#### To do
Find the word "Level" in the records below. List each line containing it.

#### Data extract
--- start ---
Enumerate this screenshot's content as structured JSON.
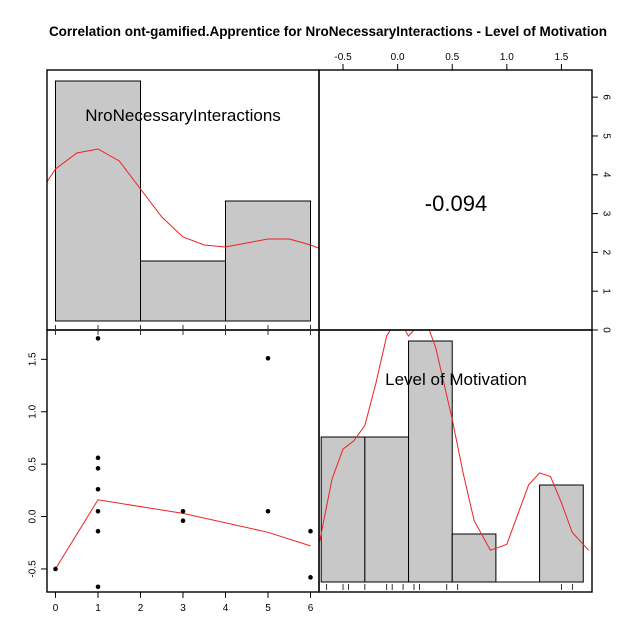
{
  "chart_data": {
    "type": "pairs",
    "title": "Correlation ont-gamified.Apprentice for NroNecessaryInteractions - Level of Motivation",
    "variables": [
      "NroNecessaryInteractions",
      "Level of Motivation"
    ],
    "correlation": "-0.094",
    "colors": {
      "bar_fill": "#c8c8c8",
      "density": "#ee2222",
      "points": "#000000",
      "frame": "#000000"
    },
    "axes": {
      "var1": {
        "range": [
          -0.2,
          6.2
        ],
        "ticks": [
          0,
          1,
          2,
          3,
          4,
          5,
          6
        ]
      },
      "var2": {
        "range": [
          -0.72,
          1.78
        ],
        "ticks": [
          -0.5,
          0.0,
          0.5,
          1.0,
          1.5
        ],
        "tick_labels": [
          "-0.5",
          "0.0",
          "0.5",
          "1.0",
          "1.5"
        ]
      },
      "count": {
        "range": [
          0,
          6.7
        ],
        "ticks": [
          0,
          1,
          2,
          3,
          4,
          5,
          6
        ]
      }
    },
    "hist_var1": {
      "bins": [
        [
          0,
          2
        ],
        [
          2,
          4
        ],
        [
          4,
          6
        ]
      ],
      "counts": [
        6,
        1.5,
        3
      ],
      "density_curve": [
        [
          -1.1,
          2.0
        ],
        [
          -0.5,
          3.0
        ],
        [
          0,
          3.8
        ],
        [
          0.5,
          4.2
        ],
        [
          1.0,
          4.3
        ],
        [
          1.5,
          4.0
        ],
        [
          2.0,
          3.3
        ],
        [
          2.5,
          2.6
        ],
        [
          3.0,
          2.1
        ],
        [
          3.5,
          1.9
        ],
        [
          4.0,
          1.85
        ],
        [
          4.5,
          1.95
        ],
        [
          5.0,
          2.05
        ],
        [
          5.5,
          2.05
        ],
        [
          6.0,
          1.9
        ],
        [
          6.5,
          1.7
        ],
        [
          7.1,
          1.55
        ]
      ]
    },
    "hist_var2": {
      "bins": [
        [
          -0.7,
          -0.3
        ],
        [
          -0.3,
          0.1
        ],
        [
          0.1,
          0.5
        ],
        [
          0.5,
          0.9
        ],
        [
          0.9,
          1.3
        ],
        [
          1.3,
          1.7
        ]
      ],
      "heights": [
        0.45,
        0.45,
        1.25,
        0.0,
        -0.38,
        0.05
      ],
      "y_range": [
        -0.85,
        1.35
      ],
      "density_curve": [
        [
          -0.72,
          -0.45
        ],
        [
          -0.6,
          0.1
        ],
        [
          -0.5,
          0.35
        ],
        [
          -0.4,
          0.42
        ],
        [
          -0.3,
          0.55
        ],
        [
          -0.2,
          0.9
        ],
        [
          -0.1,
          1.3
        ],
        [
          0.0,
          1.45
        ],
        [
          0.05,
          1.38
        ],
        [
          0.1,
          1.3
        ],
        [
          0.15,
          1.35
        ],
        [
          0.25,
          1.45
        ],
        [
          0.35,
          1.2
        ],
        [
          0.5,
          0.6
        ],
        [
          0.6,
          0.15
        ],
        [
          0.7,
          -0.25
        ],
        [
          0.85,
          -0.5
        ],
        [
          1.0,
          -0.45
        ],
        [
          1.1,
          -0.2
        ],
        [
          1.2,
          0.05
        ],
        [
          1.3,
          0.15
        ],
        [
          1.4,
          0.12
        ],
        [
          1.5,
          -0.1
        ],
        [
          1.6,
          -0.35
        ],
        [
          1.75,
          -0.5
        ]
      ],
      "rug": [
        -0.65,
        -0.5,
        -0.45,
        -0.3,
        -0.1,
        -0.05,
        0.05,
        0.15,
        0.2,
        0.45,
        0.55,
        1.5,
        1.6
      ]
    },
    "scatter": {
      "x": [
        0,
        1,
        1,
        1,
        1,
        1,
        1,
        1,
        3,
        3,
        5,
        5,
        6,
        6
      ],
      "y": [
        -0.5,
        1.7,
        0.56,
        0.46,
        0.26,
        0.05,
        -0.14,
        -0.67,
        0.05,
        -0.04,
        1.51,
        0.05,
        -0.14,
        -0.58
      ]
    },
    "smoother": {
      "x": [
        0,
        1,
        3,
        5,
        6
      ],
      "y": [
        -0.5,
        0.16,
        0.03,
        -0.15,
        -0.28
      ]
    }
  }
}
--- end ---
#### Reply to the task
    "title": "Correlation ont-gamified.Apprentice for NroNecessaryInteractions - Level of Motivation",
      "Level of Motivation"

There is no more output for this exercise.